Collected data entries

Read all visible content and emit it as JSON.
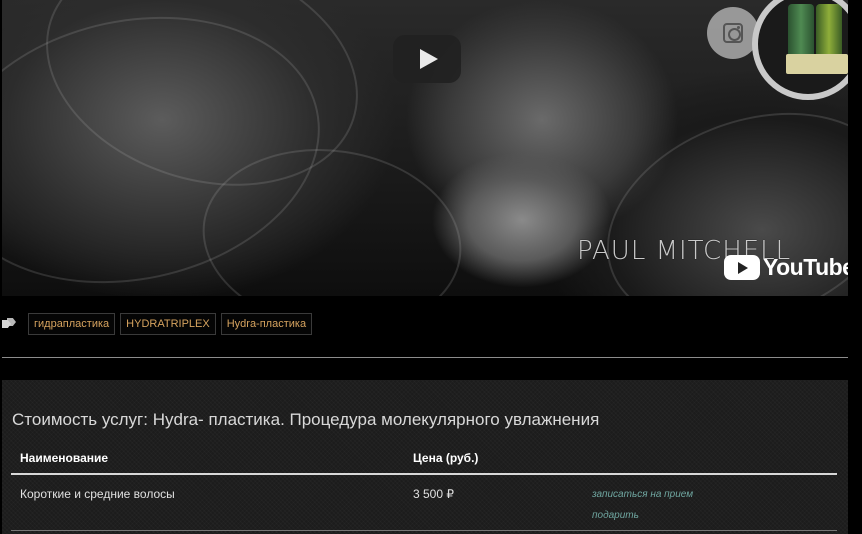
{
  "video": {
    "watermark": "PAUL MITCHELL",
    "youtube_label": "YouTube",
    "play_icon": "play-icon",
    "instagram_icon": "instagram-icon"
  },
  "tags": {
    "icon": "tags-icon",
    "items": [
      "гидрапластика",
      "HYDRATRIPLEX",
      "Hydra-пластика"
    ]
  },
  "prices": {
    "title": "Стоимость услуг: Hydra- пластика. Процедура молекулярного увлажнения",
    "headers": {
      "name": "Наименование",
      "price": "Цена (руб.)"
    },
    "rows": [
      {
        "name": "Короткие и средние волосы",
        "price": "3 500 ₽",
        "book_link": "записаться на прием",
        "gift_link": "подарить"
      }
    ]
  },
  "colors": {
    "tag_text": "#d6a35f",
    "link": "#6fa6a0",
    "background": "#000000"
  }
}
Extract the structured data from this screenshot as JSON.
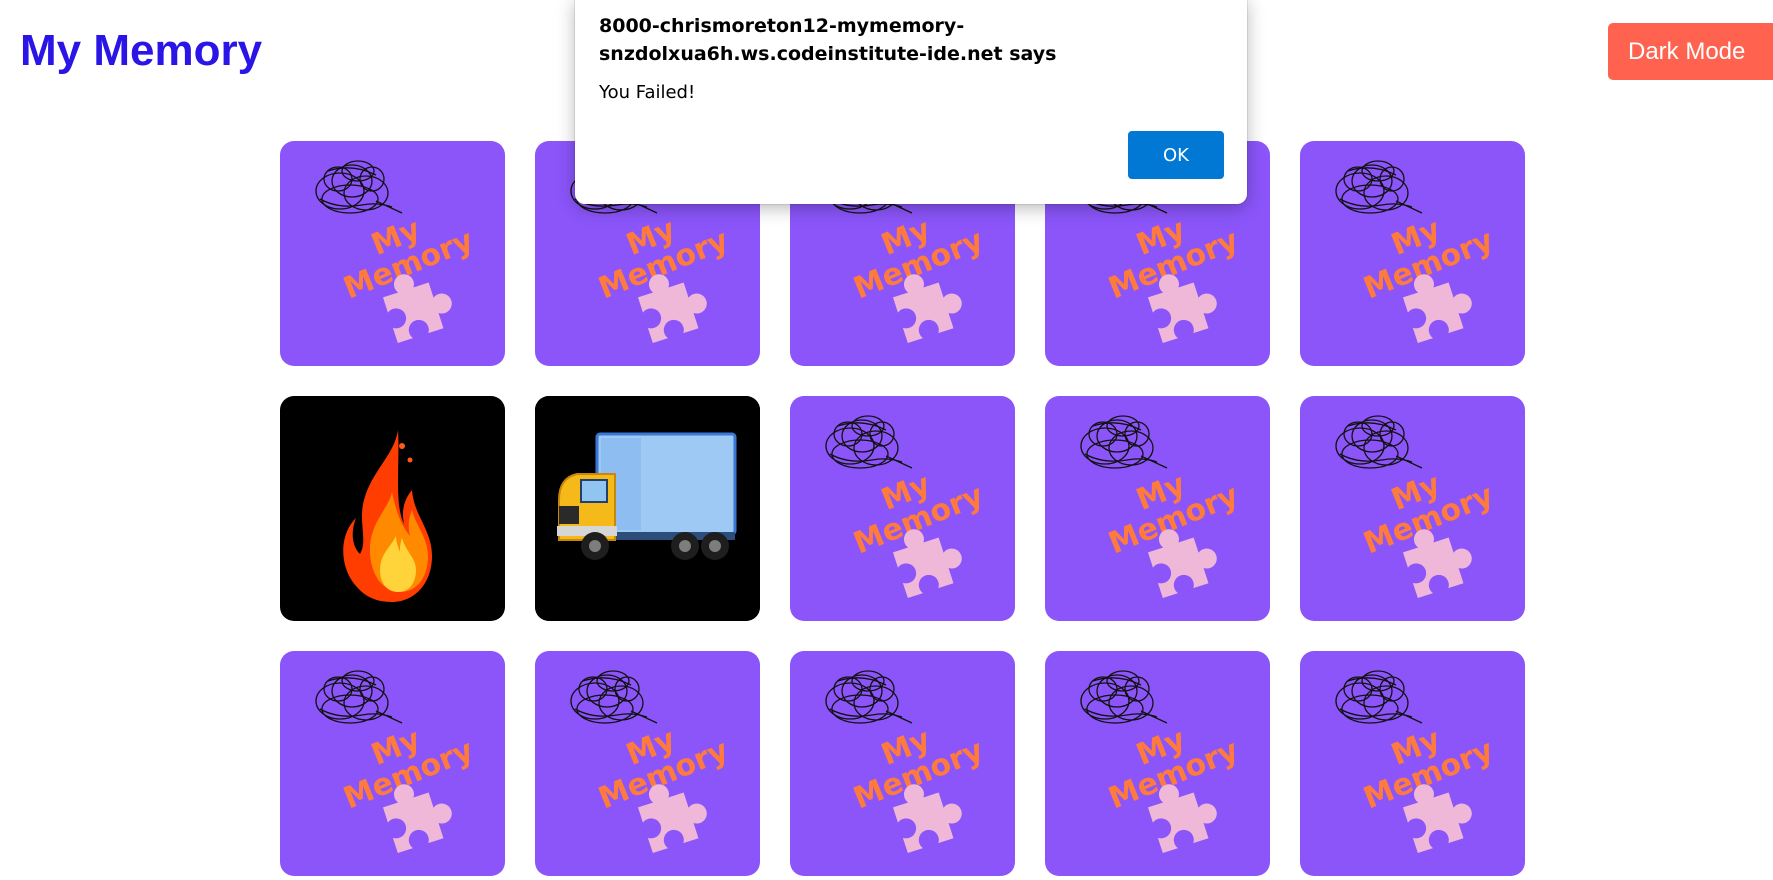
{
  "app": {
    "title": "My Memory"
  },
  "header": {
    "theme_toggle_label": "Dark Mode"
  },
  "dialog": {
    "origin": "8000-chrismoreton12-mymemory-snzdolxua6h.ws.codeinstitute-ide.net says",
    "message": "You Failed!",
    "ok_label": "OK"
  },
  "board": {
    "card_back_logo_text": [
      "My",
      "Memory"
    ],
    "cards": [
      {
        "state": "face-down",
        "face": ""
      },
      {
        "state": "face-down",
        "face": ""
      },
      {
        "state": "face-down",
        "face": ""
      },
      {
        "state": "face-down",
        "face": ""
      },
      {
        "state": "face-down",
        "face": ""
      },
      {
        "state": "face-up",
        "face": "fire-icon"
      },
      {
        "state": "face-up",
        "face": "truck-icon"
      },
      {
        "state": "face-down",
        "face": ""
      },
      {
        "state": "face-down",
        "face": ""
      },
      {
        "state": "face-down",
        "face": ""
      },
      {
        "state": "face-down",
        "face": ""
      },
      {
        "state": "face-down",
        "face": ""
      },
      {
        "state": "face-down",
        "face": ""
      },
      {
        "state": "face-down",
        "face": ""
      },
      {
        "state": "face-down",
        "face": ""
      }
    ]
  },
  "colors": {
    "title": "#2a14e6",
    "card_back": "#8b55fa",
    "card_front": "#000000",
    "logo_text": "#ff7a3d",
    "puzzle_piece": "#efb8d8",
    "theme_button": "#ff624f",
    "dialog_ok": "#0078d4"
  }
}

WHAT YOU HAVE TO DO
Transcribe the material exactly, leaving every picture out.

TASK RESULT
Read all visible content and emit it as JSON.
{
  "video": {
    "watermark": "PAUL MITCHELL",
    "youtube_label": "YouTube",
    "play_icon": "play-icon",
    "instagram_icon": "instagram-icon"
  },
  "tags": {
    "icon": "tags-icon",
    "items": [
      "гидрапластика",
      "HYDRATRIPLEX",
      "Hydra-пластика"
    ]
  },
  "prices": {
    "title": "Стоимость услуг: Hydra- пластика. Процедура молекулярного увлажнения",
    "headers": {
      "name": "Наименование",
      "price": "Цена (руб.)"
    },
    "rows": [
      {
        "name": "Короткие и средние волосы",
        "price": "3 500 ₽",
        "book_link": "записаться на прием",
        "gift_link": "подарить"
      }
    ]
  },
  "colors": {
    "tag_text": "#d6a35f",
    "link": "#6fa6a0",
    "background": "#000000"
  }
}
Extract the structured data from this screenshot as JSON.
{
  "app": {
    "title": "My Memory"
  },
  "header": {
    "theme_toggle_label": "Dark Mode"
  },
  "dialog": {
    "origin": "8000-chrismoreton12-mymemory-snzdolxua6h.ws.codeinstitute-ide.net says",
    "message": "You Failed!",
    "ok_label": "OK"
  },
  "board": {
    "card_back_logo_text": [
      "My",
      "Memory"
    ],
    "cards": [
      {
        "state": "face-down",
        "face": ""
      },
      {
        "state": "face-down",
        "face": ""
      },
      {
        "state": "face-down",
        "face": ""
      },
      {
        "state": "face-down",
        "face": ""
      },
      {
        "state": "face-down",
        "face": ""
      },
      {
        "state": "face-up",
        "face": "fire-icon"
      },
      {
        "state": "face-up",
        "face": "truck-icon"
      },
      {
        "state": "face-down",
        "face": ""
      },
      {
        "state": "face-down",
        "face": ""
      },
      {
        "state": "face-down",
        "face": ""
      },
      {
        "state": "face-down",
        "face": ""
      },
      {
        "state": "face-down",
        "face": ""
      },
      {
        "state": "face-down",
        "face": ""
      },
      {
        "state": "face-down",
        "face": ""
      },
      {
        "state": "face-down",
        "face": ""
      }
    ]
  },
  "colors": {
    "title": "#2a14e6",
    "card_back": "#8b55fa",
    "card_front": "#000000",
    "logo_text": "#ff7a3d",
    "puzzle_piece": "#efb8d8",
    "theme_button": "#ff624f",
    "dialog_ok": "#0078d4"
  }
}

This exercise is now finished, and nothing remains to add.